> _SET PROBLEM_
Take each line containing the word "JSON" and copy it.

-- -- --

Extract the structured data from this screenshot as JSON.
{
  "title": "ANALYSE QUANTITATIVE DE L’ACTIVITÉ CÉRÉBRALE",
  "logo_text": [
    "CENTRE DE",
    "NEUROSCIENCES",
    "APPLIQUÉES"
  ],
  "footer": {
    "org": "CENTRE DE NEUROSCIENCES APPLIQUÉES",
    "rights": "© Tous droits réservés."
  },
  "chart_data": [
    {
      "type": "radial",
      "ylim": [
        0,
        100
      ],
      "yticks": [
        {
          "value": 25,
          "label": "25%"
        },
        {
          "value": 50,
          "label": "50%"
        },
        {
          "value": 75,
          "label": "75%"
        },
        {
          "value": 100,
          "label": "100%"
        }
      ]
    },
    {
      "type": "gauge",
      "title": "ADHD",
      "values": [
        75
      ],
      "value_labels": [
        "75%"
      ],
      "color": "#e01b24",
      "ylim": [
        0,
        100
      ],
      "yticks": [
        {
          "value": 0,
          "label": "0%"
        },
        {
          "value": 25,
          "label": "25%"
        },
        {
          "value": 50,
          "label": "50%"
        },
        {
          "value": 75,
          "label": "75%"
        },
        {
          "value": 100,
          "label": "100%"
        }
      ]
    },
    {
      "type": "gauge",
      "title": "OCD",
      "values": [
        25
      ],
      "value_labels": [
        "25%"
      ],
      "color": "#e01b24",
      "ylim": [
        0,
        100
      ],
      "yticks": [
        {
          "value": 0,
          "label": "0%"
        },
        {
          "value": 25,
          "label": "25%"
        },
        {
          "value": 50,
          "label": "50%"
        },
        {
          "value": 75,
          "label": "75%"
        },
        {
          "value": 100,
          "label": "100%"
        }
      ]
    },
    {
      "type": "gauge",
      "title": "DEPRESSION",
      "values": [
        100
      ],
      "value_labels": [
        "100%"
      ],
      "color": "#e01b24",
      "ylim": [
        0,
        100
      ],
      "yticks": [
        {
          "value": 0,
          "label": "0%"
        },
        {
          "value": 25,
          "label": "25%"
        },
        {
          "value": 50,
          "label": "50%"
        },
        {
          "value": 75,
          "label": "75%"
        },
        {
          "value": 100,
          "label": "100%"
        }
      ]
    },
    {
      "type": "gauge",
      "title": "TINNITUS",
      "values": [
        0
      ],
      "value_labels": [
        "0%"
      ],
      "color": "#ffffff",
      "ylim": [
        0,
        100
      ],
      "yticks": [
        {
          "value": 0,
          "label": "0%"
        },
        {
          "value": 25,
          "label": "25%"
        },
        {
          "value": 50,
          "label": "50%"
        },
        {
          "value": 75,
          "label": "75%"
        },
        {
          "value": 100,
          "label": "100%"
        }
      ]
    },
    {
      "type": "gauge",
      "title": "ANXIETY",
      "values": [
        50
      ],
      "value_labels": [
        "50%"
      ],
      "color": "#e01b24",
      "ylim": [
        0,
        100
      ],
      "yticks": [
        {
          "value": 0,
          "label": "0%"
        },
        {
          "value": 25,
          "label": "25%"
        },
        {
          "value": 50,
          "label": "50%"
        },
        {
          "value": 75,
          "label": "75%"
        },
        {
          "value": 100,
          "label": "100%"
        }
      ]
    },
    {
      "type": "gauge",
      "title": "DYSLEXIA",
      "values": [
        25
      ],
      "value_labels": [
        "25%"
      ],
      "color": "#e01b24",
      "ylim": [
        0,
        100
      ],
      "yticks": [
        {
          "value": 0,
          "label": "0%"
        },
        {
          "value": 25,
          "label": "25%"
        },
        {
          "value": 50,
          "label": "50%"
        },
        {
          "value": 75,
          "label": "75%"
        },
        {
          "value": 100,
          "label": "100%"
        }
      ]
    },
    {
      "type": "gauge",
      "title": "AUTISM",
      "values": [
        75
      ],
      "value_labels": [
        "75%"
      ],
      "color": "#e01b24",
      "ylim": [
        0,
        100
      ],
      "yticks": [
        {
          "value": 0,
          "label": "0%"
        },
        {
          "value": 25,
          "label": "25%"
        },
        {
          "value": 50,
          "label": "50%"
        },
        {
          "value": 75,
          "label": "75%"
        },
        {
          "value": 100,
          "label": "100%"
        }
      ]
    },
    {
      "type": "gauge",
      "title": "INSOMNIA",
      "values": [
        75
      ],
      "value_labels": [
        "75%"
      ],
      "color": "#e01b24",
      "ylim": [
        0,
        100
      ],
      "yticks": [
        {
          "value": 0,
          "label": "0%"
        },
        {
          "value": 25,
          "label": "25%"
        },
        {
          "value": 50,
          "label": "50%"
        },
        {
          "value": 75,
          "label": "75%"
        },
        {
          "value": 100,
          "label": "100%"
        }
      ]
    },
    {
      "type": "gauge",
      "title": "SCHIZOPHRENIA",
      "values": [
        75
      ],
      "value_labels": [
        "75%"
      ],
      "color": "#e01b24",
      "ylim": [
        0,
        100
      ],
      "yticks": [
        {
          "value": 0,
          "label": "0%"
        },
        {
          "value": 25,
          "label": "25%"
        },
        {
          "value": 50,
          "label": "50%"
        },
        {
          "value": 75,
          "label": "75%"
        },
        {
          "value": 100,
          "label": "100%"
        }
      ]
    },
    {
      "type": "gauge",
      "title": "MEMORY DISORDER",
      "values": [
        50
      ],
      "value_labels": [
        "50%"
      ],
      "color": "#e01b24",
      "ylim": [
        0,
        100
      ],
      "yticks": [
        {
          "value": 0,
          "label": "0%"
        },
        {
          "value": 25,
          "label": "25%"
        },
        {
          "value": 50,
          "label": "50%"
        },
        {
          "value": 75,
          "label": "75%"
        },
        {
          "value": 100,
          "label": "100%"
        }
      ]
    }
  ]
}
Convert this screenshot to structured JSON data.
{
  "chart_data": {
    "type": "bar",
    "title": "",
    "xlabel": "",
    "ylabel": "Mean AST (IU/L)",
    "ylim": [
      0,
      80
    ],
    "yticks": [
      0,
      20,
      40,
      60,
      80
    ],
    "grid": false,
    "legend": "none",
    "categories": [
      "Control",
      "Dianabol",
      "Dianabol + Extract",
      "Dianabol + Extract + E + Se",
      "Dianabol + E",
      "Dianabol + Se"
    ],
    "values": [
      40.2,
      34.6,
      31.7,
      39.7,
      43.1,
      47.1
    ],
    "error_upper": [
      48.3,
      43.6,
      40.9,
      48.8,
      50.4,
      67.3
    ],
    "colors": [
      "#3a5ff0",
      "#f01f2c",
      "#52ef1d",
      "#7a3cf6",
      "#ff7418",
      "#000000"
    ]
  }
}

-- -- --

> _WRITTEN ANSWER_
Extract the structured data from this screenshot as JSON.
Convert this screenshot to structured JSON data.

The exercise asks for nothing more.